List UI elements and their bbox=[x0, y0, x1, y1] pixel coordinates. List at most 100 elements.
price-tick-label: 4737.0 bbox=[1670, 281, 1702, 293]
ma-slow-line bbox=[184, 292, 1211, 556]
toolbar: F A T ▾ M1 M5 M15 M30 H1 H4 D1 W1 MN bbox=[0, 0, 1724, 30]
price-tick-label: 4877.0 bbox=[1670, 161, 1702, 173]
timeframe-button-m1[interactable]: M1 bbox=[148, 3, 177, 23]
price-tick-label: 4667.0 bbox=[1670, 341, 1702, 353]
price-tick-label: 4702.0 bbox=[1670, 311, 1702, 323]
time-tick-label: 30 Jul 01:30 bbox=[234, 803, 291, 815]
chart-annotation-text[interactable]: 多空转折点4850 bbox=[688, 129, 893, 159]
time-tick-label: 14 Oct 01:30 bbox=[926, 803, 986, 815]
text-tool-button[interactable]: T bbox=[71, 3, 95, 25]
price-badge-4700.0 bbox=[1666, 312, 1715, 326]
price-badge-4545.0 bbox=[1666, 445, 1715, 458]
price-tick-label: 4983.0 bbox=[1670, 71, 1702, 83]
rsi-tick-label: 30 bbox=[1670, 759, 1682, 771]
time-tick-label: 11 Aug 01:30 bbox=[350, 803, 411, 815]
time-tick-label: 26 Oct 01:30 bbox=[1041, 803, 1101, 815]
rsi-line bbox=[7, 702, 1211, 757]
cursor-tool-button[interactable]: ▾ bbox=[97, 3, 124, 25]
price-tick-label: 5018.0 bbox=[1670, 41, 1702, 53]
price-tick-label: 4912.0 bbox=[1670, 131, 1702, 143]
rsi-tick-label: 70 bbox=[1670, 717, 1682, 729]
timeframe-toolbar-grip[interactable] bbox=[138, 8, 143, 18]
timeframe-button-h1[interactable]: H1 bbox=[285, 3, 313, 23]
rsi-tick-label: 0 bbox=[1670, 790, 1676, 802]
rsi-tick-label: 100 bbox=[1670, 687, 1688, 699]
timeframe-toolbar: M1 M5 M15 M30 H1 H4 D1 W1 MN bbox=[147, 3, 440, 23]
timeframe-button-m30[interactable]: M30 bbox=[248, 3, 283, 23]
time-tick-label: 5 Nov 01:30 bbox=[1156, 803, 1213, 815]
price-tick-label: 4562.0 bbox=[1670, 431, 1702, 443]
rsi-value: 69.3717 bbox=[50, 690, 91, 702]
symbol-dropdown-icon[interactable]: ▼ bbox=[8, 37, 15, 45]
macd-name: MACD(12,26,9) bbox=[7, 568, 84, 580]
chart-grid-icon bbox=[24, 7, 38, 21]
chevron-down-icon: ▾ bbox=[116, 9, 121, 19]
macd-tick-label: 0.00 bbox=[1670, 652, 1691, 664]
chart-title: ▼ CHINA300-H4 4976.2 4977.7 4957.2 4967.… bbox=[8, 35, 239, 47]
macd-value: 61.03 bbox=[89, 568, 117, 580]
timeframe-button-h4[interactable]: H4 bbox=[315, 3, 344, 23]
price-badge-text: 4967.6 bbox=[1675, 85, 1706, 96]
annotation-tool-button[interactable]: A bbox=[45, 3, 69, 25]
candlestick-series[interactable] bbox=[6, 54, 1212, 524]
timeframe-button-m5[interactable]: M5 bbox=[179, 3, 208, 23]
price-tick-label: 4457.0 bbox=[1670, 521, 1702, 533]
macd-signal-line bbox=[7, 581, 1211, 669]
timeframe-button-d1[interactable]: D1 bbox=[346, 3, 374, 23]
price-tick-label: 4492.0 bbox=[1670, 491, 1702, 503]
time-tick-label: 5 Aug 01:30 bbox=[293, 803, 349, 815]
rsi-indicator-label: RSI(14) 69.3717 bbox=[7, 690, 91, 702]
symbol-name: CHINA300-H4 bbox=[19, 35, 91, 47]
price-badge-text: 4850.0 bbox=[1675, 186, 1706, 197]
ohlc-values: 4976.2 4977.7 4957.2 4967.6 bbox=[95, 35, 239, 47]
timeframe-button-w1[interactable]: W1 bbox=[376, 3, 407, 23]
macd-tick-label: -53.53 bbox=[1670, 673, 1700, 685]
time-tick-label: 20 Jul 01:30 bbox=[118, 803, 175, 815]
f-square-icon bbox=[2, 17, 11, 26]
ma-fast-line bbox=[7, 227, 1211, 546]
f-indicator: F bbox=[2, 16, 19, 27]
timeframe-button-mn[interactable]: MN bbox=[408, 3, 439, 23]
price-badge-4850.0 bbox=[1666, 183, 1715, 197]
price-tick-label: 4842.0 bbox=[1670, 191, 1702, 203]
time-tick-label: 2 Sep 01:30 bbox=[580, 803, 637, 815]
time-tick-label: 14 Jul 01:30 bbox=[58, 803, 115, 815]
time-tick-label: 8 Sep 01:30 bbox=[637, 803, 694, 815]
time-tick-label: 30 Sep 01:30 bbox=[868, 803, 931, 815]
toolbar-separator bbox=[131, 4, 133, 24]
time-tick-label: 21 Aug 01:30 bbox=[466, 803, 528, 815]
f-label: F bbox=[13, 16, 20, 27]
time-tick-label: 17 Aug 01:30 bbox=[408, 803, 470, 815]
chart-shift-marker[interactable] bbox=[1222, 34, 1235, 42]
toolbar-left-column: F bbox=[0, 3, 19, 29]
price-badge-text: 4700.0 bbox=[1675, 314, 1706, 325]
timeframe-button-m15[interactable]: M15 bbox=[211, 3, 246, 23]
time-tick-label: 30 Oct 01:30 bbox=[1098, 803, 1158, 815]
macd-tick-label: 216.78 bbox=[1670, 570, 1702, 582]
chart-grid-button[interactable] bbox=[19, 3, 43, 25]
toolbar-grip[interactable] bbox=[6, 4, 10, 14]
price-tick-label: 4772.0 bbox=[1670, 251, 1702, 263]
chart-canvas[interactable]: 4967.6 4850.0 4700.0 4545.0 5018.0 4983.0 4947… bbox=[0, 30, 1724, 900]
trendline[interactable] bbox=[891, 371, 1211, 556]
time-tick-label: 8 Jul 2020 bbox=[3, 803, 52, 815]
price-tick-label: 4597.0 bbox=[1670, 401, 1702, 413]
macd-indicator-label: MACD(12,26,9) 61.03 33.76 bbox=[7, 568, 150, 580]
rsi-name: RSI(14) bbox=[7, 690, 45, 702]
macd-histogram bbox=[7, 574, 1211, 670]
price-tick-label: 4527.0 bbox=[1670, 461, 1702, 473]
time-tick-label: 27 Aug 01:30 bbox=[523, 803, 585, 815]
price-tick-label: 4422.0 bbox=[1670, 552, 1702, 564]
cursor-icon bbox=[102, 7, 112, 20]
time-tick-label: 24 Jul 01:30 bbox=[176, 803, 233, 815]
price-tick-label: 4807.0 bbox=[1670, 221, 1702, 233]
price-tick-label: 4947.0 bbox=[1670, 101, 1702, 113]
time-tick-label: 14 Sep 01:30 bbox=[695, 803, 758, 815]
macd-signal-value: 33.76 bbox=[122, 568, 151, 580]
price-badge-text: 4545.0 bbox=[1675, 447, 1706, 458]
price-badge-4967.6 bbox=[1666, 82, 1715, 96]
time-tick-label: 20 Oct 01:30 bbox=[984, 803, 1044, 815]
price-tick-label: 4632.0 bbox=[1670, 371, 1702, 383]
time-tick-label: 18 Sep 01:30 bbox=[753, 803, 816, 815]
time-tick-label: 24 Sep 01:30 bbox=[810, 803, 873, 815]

- Brief:
Copy out all of the material above line for line, changing nothing.

- Result:
List UI elements and their bbox=[x0, y0, x1, y1] pixel coordinates. List at most 100 elements.
price-tick-label: 4737.0 bbox=[1670, 281, 1702, 293]
ma-slow-line bbox=[184, 292, 1211, 556]
toolbar: F A T ▾ M1 M5 M15 M30 H1 H4 D1 W1 MN bbox=[0, 0, 1724, 30]
price-tick-label: 4877.0 bbox=[1670, 161, 1702, 173]
timeframe-button-m1[interactable]: M1 bbox=[148, 3, 177, 23]
price-tick-label: 4667.0 bbox=[1670, 341, 1702, 353]
price-tick-label: 4702.0 bbox=[1670, 311, 1702, 323]
time-tick-label: 30 Jul 01:30 bbox=[234, 803, 291, 815]
chart-annotation-text[interactable]: 多空转折点4850 bbox=[688, 129, 893, 159]
time-tick-label: 14 Oct 01:30 bbox=[926, 803, 986, 815]
text-tool-button[interactable]: T bbox=[71, 3, 95, 25]
price-badge-4700.0 bbox=[1666, 312, 1715, 326]
price-badge-4545.0 bbox=[1666, 445, 1715, 458]
price-tick-label: 4983.0 bbox=[1670, 71, 1702, 83]
rsi-tick-label: 30 bbox=[1670, 759, 1682, 771]
time-tick-label: 11 Aug 01:30 bbox=[350, 803, 411, 815]
time-tick-label: 26 Oct 01:30 bbox=[1041, 803, 1101, 815]
rsi-line bbox=[7, 702, 1211, 757]
cursor-tool-button[interactable]: ▾ bbox=[97, 3, 124, 25]
price-tick-label: 5018.0 bbox=[1670, 41, 1702, 53]
price-tick-label: 4912.0 bbox=[1670, 131, 1702, 143]
rsi-tick-label: 70 bbox=[1670, 717, 1682, 729]
timeframe-toolbar-grip[interactable] bbox=[138, 8, 143, 18]
timeframe-button-h1[interactable]: H1 bbox=[285, 3, 313, 23]
rsi-tick-label: 0 bbox=[1670, 790, 1676, 802]
rsi-tick-label: 100 bbox=[1670, 687, 1688, 699]
timeframe-toolbar: M1 M5 M15 M30 H1 H4 D1 W1 MN bbox=[147, 3, 440, 23]
timeframe-button-m30[interactable]: M30 bbox=[248, 3, 283, 23]
time-tick-label: 5 Nov 01:30 bbox=[1156, 803, 1213, 815]
price-tick-label: 4562.0 bbox=[1670, 431, 1702, 443]
rsi-value: 69.3717 bbox=[50, 690, 91, 702]
symbol-dropdown-icon[interactable]: ▼ bbox=[8, 37, 15, 45]
macd-name: MACD(12,26,9) bbox=[7, 568, 84, 580]
chart-grid-icon bbox=[24, 7, 38, 21]
chevron-down-icon: ▾ bbox=[116, 9, 121, 19]
macd-tick-label: 0.00 bbox=[1670, 652, 1691, 664]
chart-title: ▼ CHINA300-H4 4976.2 4977.7 4957.2 4967.… bbox=[8, 35, 239, 47]
macd-value: 61.03 bbox=[89, 568, 117, 580]
timeframe-button-h4[interactable]: H4 bbox=[315, 3, 344, 23]
price-badge-text: 4967.6 bbox=[1675, 85, 1706, 96]
annotation-tool-button[interactable]: A bbox=[45, 3, 69, 25]
candlestick-series[interactable] bbox=[6, 54, 1212, 524]
timeframe-button-m5[interactable]: M5 bbox=[179, 3, 208, 23]
price-tick-label: 4457.0 bbox=[1670, 521, 1702, 533]
macd-signal-line bbox=[7, 581, 1211, 669]
timeframe-button-d1[interactable]: D1 bbox=[346, 3, 374, 23]
price-tick-label: 4492.0 bbox=[1670, 491, 1702, 503]
time-tick-label: 5 Aug 01:30 bbox=[293, 803, 349, 815]
rsi-indicator-label: RSI(14) 69.3717 bbox=[7, 690, 91, 702]
symbol-name: CHINA300-H4 bbox=[19, 35, 91, 47]
price-badge-text: 4850.0 bbox=[1675, 186, 1706, 197]
ohlc-values: 4976.2 4977.7 4957.2 4967.6 bbox=[95, 35, 239, 47]
timeframe-button-w1[interactable]: W1 bbox=[376, 3, 407, 23]
macd-tick-label: -53.53 bbox=[1670, 673, 1700, 685]
time-tick-label: 20 Jul 01:30 bbox=[118, 803, 175, 815]
f-square-icon bbox=[2, 17, 11, 26]
ma-fast-line bbox=[7, 227, 1211, 546]
f-indicator: F bbox=[2, 16, 19, 27]
timeframe-button-mn[interactable]: MN bbox=[408, 3, 439, 23]
price-badge-4850.0 bbox=[1666, 183, 1715, 197]
price-tick-label: 4842.0 bbox=[1670, 191, 1702, 203]
time-tick-label: 2 Sep 01:30 bbox=[580, 803, 637, 815]
time-tick-label: 14 Jul 01:30 bbox=[58, 803, 115, 815]
time-tick-label: 8 Sep 01:30 bbox=[637, 803, 694, 815]
time-tick-label: 30 Sep 01:30 bbox=[868, 803, 931, 815]
toolbar-separator bbox=[131, 4, 133, 24]
time-tick-label: 21 Aug 01:30 bbox=[466, 803, 528, 815]
f-label: F bbox=[13, 16, 20, 27]
time-tick-label: 17 Aug 01:30 bbox=[408, 803, 470, 815]
chart-shift-marker[interactable] bbox=[1222, 34, 1235, 42]
toolbar-left-column: F bbox=[0, 3, 19, 29]
price-badge-text: 4700.0 bbox=[1675, 314, 1706, 325]
timeframe-button-m15[interactable]: M15 bbox=[211, 3, 246, 23]
time-tick-label: 30 Oct 01:30 bbox=[1098, 803, 1158, 815]
macd-tick-label: 216.78 bbox=[1670, 570, 1702, 582]
chart-grid-button[interactable] bbox=[19, 3, 43, 25]
toolbar-grip[interactable] bbox=[6, 4, 10, 14]
price-tick-label: 4772.0 bbox=[1670, 251, 1702, 263]
chart-canvas[interactable]: 4967.6 4850.0 4700.0 4545.0 5018.0 4983.0 4947… bbox=[0, 30, 1724, 900]
trendline[interactable] bbox=[891, 371, 1211, 556]
time-tick-label: 8 Jul 2020 bbox=[3, 803, 52, 815]
price-tick-label: 4597.0 bbox=[1670, 401, 1702, 413]
macd-indicator-label: MACD(12,26,9) 61.03 33.76 bbox=[7, 568, 150, 580]
rsi-name: RSI(14) bbox=[7, 690, 45, 702]
macd-histogram bbox=[7, 574, 1211, 670]
price-tick-label: 4527.0 bbox=[1670, 461, 1702, 473]
time-tick-label: 27 Aug 01:30 bbox=[523, 803, 585, 815]
price-tick-label: 4422.0 bbox=[1670, 552, 1702, 564]
cursor-icon bbox=[102, 7, 112, 20]
time-tick-label: 24 Jul 01:30 bbox=[176, 803, 233, 815]
price-tick-label: 4807.0 bbox=[1670, 221, 1702, 233]
price-tick-label: 4947.0 bbox=[1670, 101, 1702, 113]
time-tick-label: 14 Sep 01:30 bbox=[695, 803, 758, 815]
macd-signal-value: 33.76 bbox=[122, 568, 151, 580]
price-badge-text: 4545.0 bbox=[1675, 447, 1706, 458]
price-badge-4967.6 bbox=[1666, 82, 1715, 96]
time-tick-label: 20 Oct 01:30 bbox=[984, 803, 1044, 815]
price-tick-label: 4632.0 bbox=[1670, 371, 1702, 383]
time-tick-label: 18 Sep 01:30 bbox=[753, 803, 816, 815]
time-tick-label: 24 Sep 01:30 bbox=[810, 803, 873, 815]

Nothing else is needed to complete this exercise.